Records for processing:
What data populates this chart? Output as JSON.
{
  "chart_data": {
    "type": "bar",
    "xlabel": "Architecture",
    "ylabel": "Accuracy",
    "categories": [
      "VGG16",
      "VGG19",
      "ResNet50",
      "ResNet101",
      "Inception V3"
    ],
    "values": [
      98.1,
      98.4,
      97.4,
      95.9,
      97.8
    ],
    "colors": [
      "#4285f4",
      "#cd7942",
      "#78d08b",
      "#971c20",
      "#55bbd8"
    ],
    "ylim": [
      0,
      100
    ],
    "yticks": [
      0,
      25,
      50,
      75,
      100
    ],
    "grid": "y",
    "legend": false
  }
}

Goal:
Retype each record exactly, leaving nothing out.

Result of this exercise:
What data populates this chart? Output as JSON.
{
  "chart_data": {
    "type": "bar",
    "xlabel": "Architecture",
    "ylabel": "Accuracy",
    "categories": [
      "VGG16",
      "VGG19",
      "ResNet50",
      "ResNet101",
      "Inception V3"
    ],
    "values": [
      98.1,
      98.4,
      97.4,
      95.9,
      97.8
    ],
    "colors": [
      "#4285f4",
      "#cd7942",
      "#78d08b",
      "#971c20",
      "#55bbd8"
    ],
    "ylim": [
      0,
      100
    ],
    "yticks": [
      0,
      25,
      50,
      75,
      100
    ],
    "grid": "y",
    "legend": false
  }
}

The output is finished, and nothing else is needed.